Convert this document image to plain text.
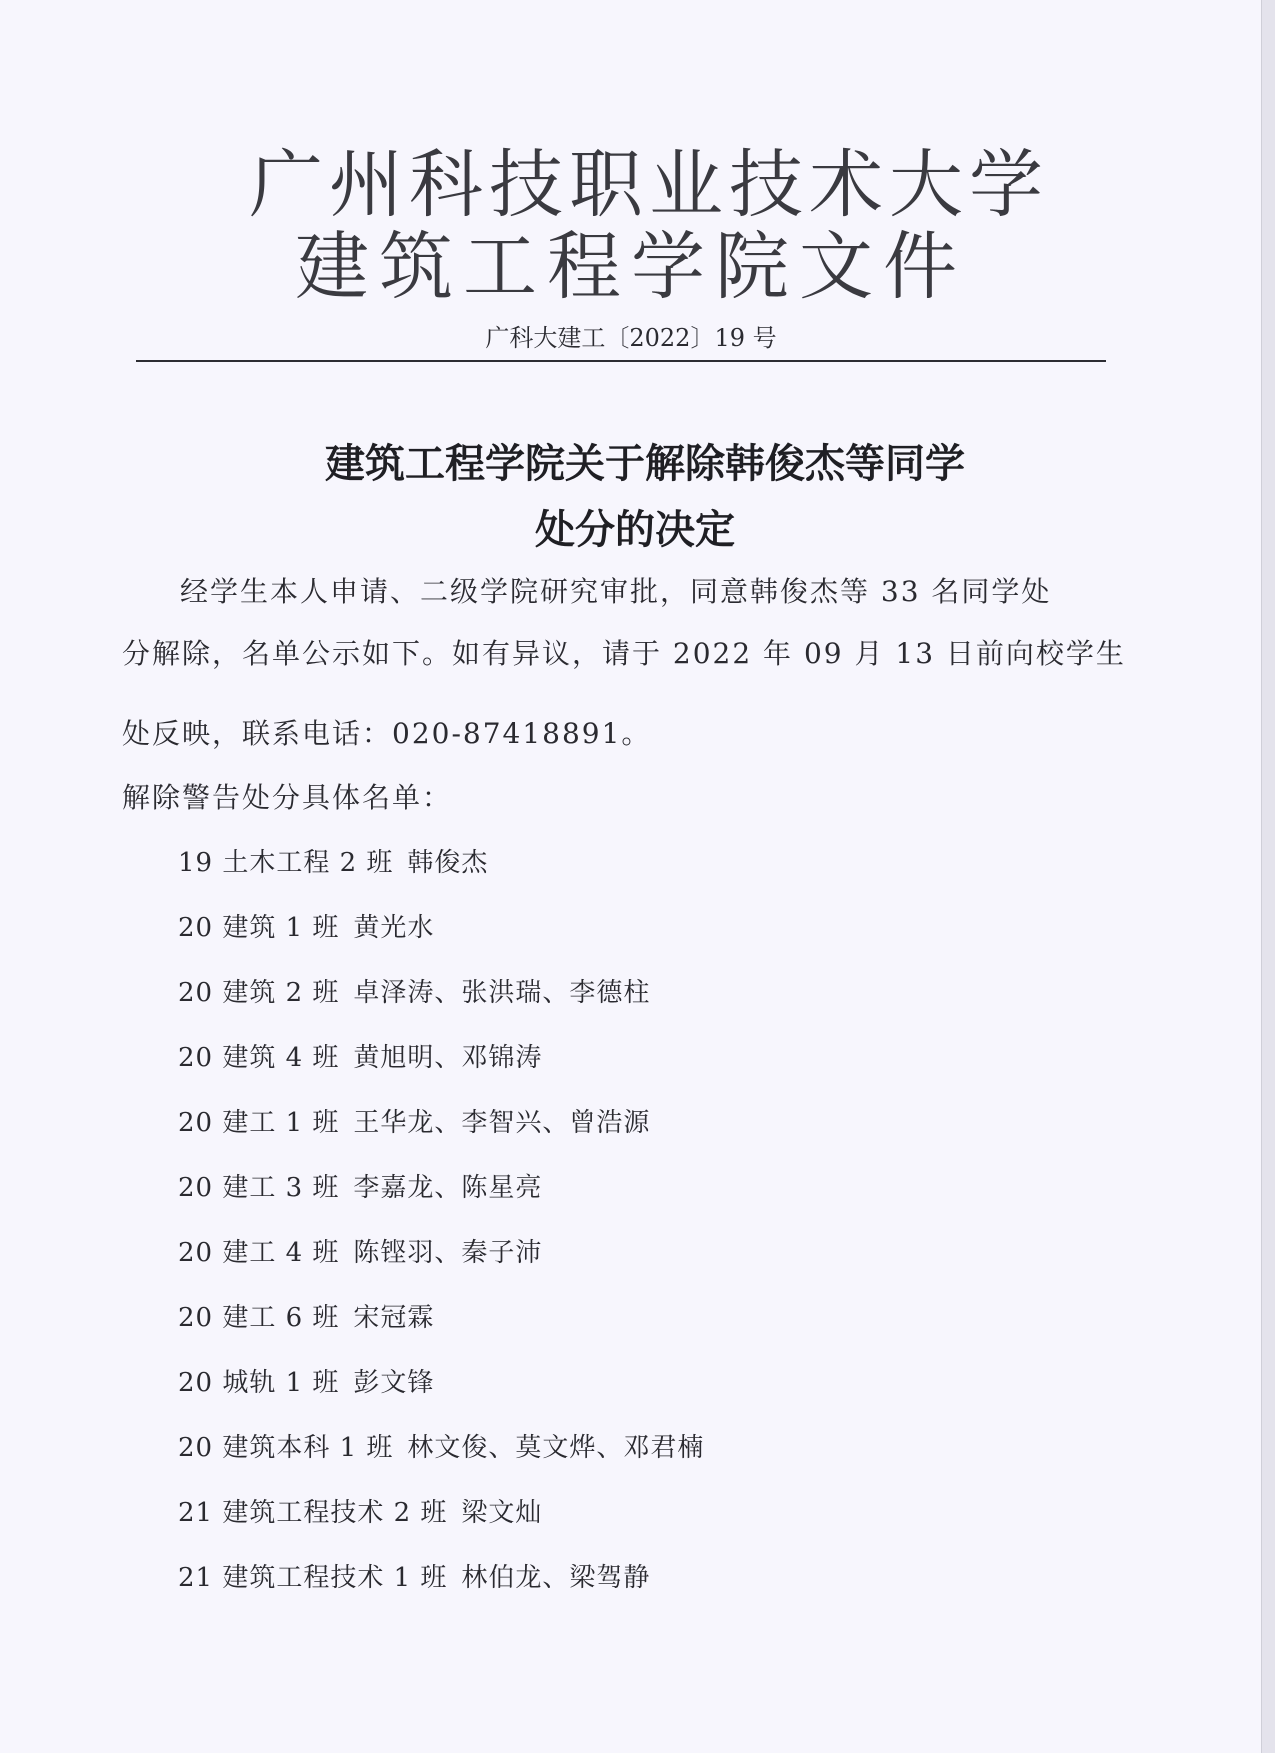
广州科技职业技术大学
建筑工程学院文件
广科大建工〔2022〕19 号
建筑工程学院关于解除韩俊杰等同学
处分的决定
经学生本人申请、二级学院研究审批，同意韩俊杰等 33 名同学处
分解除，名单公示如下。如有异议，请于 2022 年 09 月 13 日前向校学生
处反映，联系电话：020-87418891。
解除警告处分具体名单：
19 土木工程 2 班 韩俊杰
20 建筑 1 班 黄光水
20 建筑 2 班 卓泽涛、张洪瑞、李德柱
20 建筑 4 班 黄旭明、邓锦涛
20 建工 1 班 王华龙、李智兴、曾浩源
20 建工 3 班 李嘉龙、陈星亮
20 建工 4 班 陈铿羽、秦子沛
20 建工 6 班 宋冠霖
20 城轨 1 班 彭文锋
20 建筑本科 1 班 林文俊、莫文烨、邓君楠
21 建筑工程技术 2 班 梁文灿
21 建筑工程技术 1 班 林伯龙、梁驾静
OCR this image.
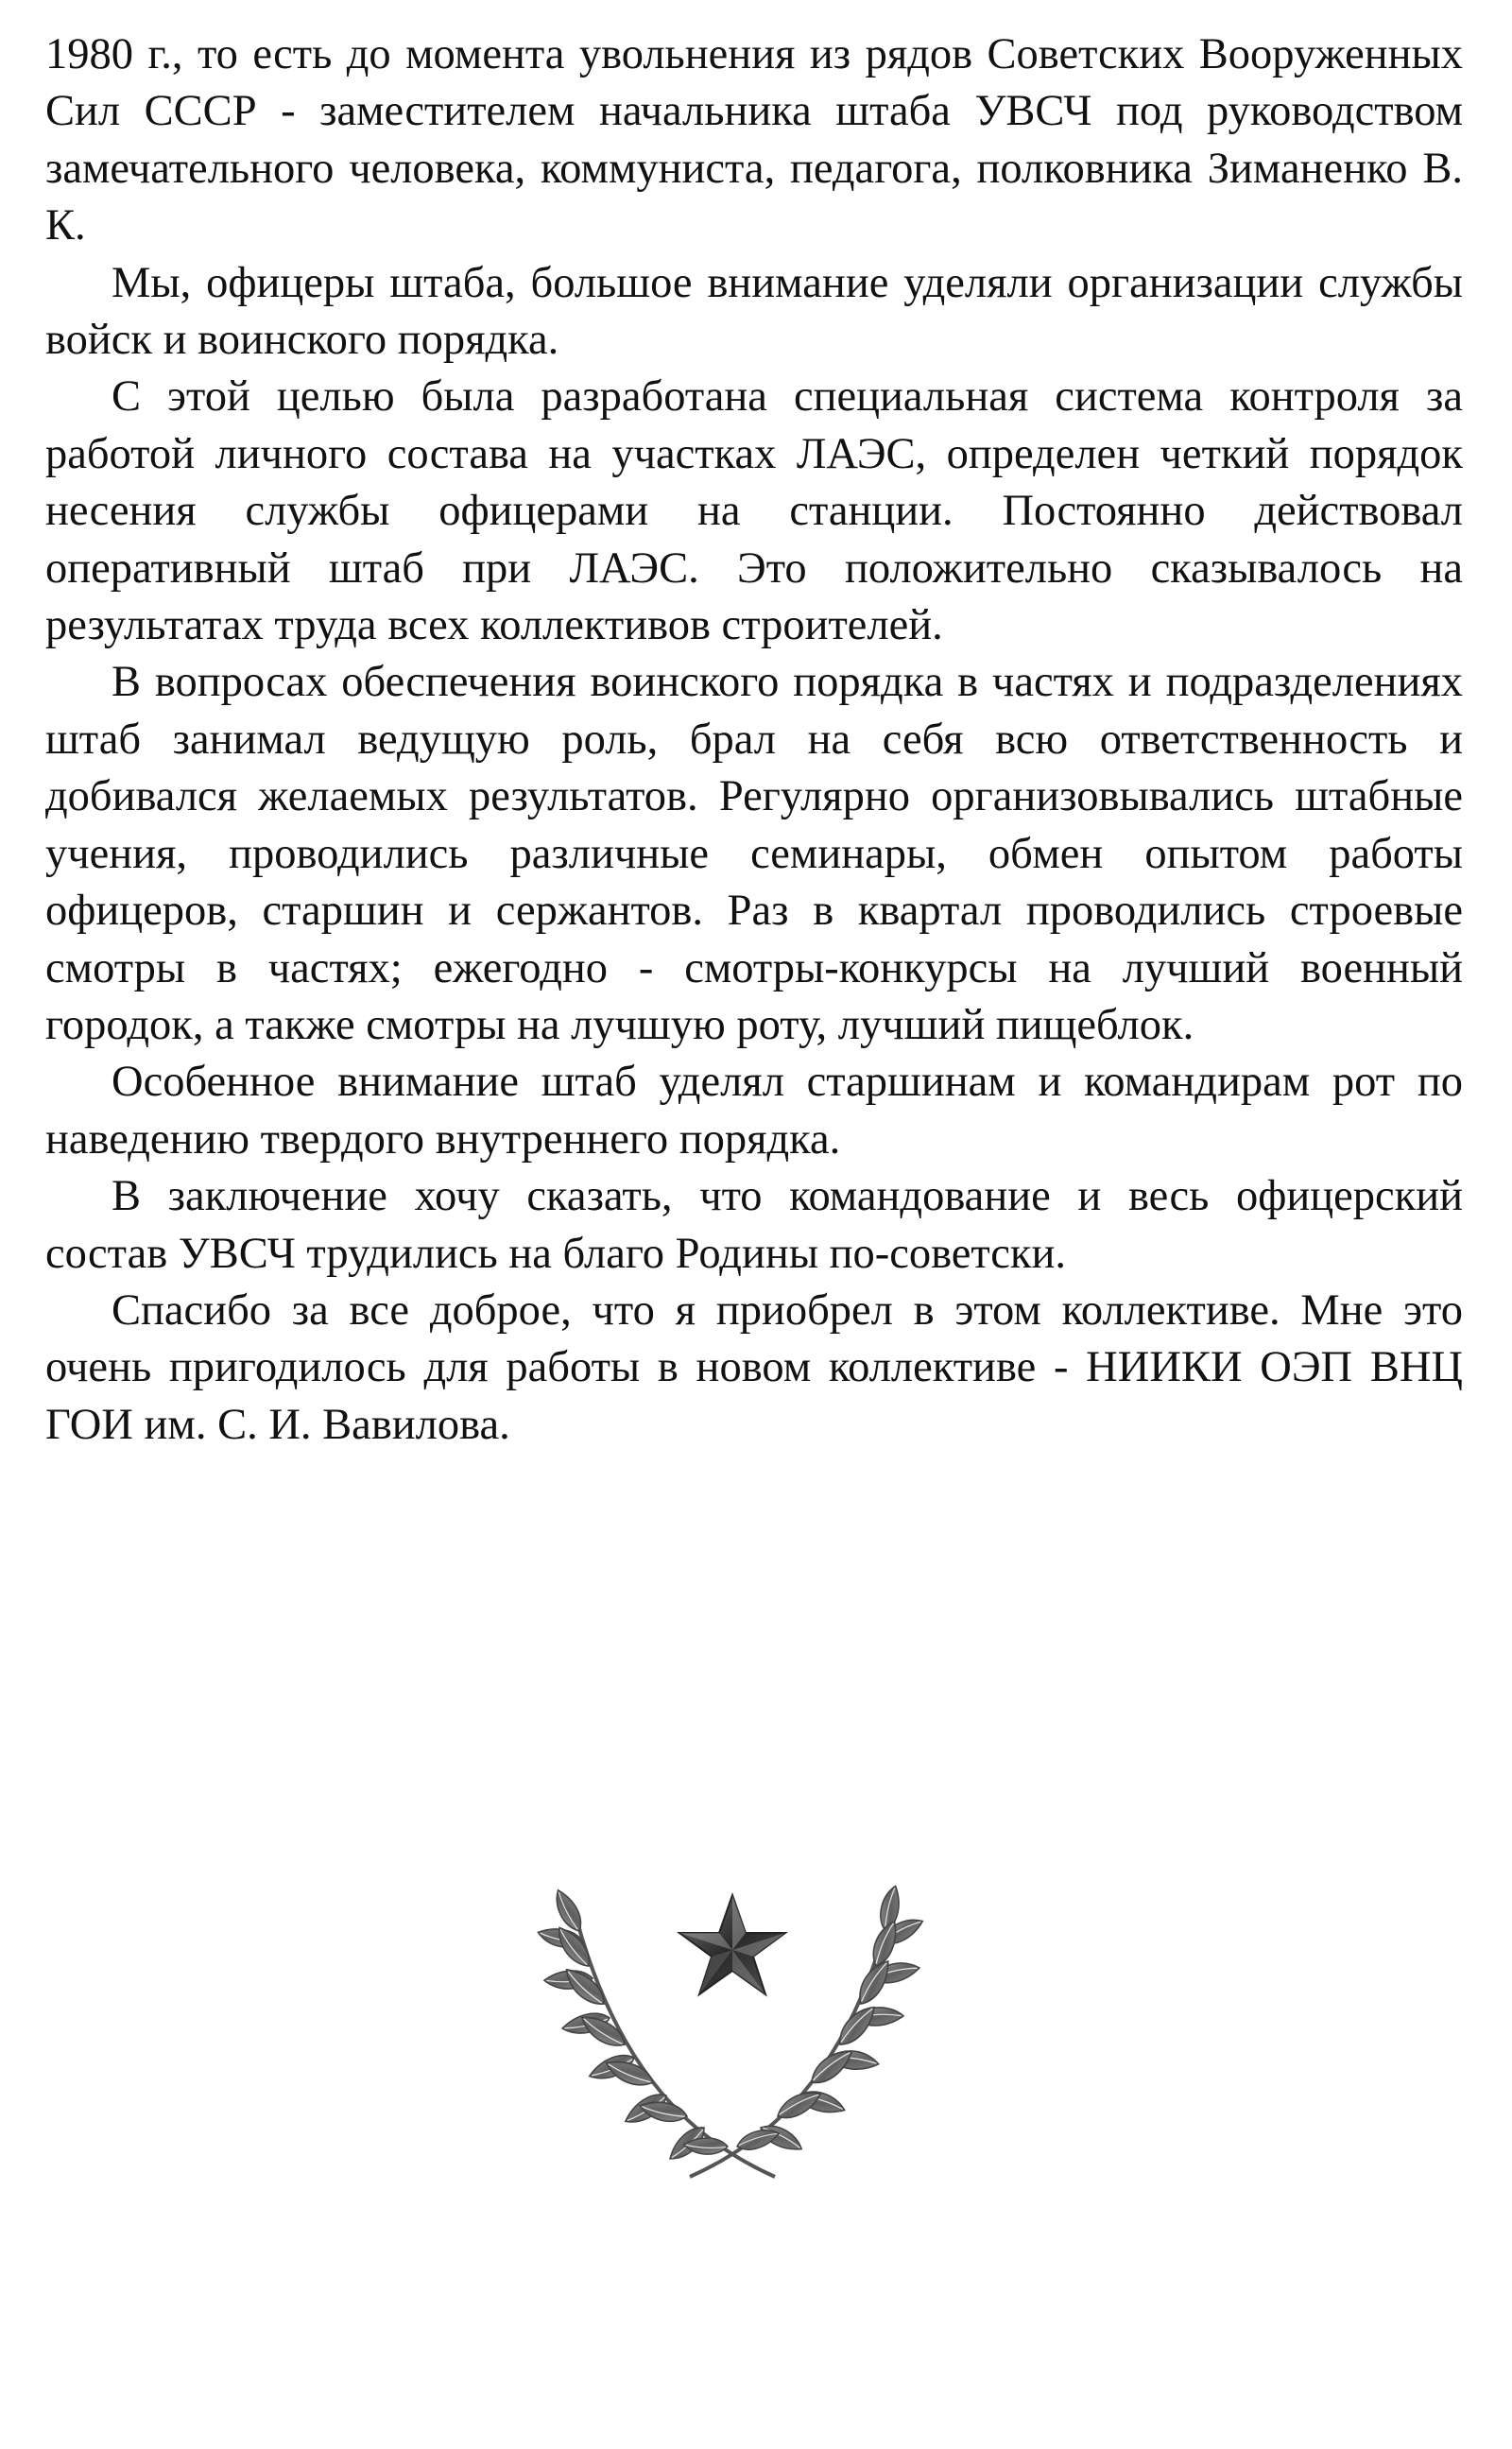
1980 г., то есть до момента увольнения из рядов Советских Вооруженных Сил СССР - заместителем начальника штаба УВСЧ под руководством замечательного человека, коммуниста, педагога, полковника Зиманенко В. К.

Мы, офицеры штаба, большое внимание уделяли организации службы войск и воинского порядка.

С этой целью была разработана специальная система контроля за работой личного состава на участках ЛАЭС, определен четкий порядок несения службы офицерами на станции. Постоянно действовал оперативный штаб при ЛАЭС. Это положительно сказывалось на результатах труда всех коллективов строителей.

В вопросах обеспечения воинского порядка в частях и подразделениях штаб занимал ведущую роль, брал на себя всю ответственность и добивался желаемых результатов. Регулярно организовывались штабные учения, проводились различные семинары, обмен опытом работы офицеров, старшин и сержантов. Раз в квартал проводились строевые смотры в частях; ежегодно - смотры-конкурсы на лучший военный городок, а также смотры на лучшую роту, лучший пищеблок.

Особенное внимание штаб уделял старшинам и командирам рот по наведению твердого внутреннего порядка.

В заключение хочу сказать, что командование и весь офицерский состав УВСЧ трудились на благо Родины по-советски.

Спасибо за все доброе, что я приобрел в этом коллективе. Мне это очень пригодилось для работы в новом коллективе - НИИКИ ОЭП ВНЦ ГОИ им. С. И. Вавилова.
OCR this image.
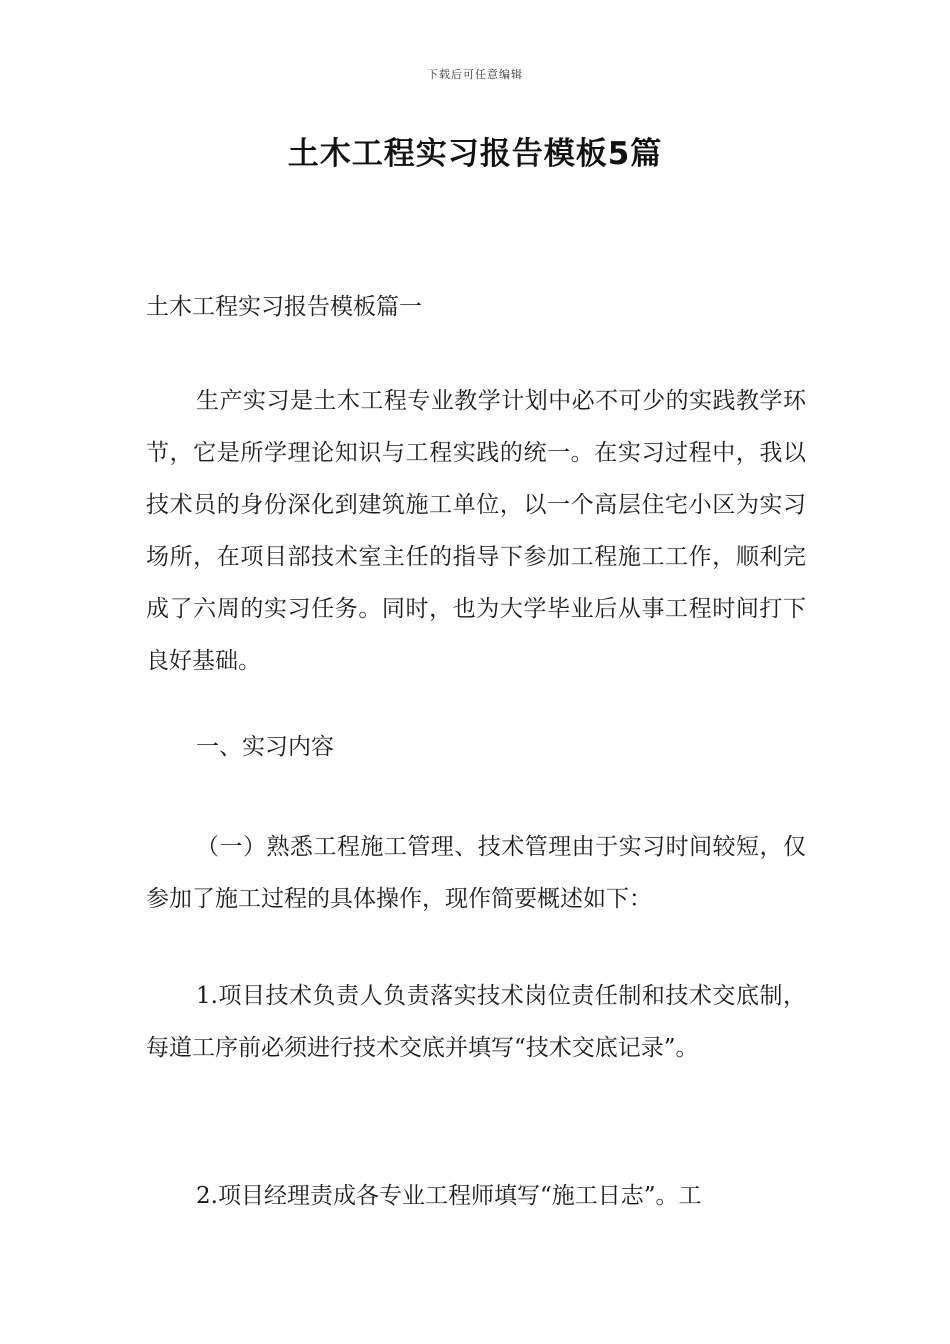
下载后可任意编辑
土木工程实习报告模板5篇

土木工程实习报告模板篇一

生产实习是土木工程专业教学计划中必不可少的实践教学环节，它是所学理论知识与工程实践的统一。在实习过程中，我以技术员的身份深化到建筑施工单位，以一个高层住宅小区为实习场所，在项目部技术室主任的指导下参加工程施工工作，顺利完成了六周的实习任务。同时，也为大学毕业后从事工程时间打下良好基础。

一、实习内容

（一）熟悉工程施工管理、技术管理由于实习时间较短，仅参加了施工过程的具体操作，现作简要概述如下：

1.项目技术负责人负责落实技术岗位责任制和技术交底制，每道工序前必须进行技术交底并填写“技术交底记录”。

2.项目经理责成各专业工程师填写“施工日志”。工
■ ■ ■ ■ ■
■ **Exercise description**: Quote the data exactly, leaving every image out of the copy.

■ **Exercise answer**:
Convert this document image to plain text.
广州科技职业技术大学
建筑工程学院文件
广科大建工〔2022〕19 号
建筑工程学院关于解除韩俊杰等同学
处分的决定
经学生本人申请、二级学院研究审批，同意韩俊杰等 33 名同学处
分解除，名单公示如下。如有异议，请于 2022 年 09 月 13 日前向校学生
处反映，联系电话：020-87418891。
解除警告处分具体名单：
19 土木工程 2 班 韩俊杰
20 建筑 1 班 黄光水
20 建筑 2 班 卓泽涛、张洪瑞、李德柱
20 建筑 4 班 黄旭明、邓锦涛
20 建工 1 班 王华龙、李智兴、曾浩源
20 建工 3 班 李嘉龙、陈星亮
20 建工 4 班 陈铿羽、秦子沛
20 建工 6 班 宋冠霖
20 城轨 1 班 彭文锋
20 建筑本科 1 班 林文俊、莫文烨、邓君楠
21 建筑工程技术 2 班 梁文灿
21 建筑工程技术 1 班 林伯龙、梁驾静
OCR this image.
1980 г., то есть до момента увольнения из рядов Советских Вооруженных Сил СССР - заместителем начальника штаба УВСЧ под руководством замечательного человека, коммуниста, педагога, полковника Зиманенко В. К.

Мы, офицеры штаба, большое внимание уделяли организации службы войск и воинского порядка.

С этой целью была разработана специальная система контроля за работой личного состава на участках ЛАЭС, определен четкий порядок несения службы офицерами на станции. Постоянно действовал оперативный штаб при ЛАЭС. Это положительно сказывалось на результатах труда всех коллективов строителей.

В вопросах обеспечения воинского порядка в частях и подразделениях штаб занимал ведущую роль, брал на себя всю ответственность и добивался желаемых результатов. Регулярно организовывались штабные учения, проводились различные семинары, обмен опытом работы офицеров, старшин и сержантов. Раз в квартал проводились строевые смотры в частях; ежегодно - смотры-конкурсы на лучший военный городок, а также смотры на лучшую роту, лучший пищеблок.

Особенное внимание штаб уделял старшинам и командирам рот по наведению твердого внутреннего порядка.

В заключение хочу сказать, что командование и весь офицерский состав УВСЧ трудились на благо Родины по-советски.

Спасибо за все доброе, что я приобрел в этом коллективе. Мне это очень пригодилось для работы в новом коллективе - НИИКИ ОЭП ВНЦ ГОИ им. С. И. Вавилова.
OCR this image.
下载后可任意编辑
土木工程实习报告模板5篇

土木工程实习报告模板篇一

生产实习是土木工程专业教学计划中必不可少的实践教学环节，它是所学理论知识与工程实践的统一。在实习过程中，我以技术员的身份深化到建筑施工单位，以一个高层住宅小区为实习场所，在项目部技术室主任的指导下参加工程施工工作，顺利完成了六周的实习任务。同时，也为大学毕业后从事工程时间打下良好基础。

一、实习内容

（一）熟悉工程施工管理、技术管理由于实习时间较短，仅参加了施工过程的具体操作，现作简要概述如下：

1.项目技术负责人负责落实技术岗位责任制和技术交底制，每道工序前必须进行技术交底并填写“技术交底记录”。

2.项目经理责成各专业工程师填写“施工日志”。工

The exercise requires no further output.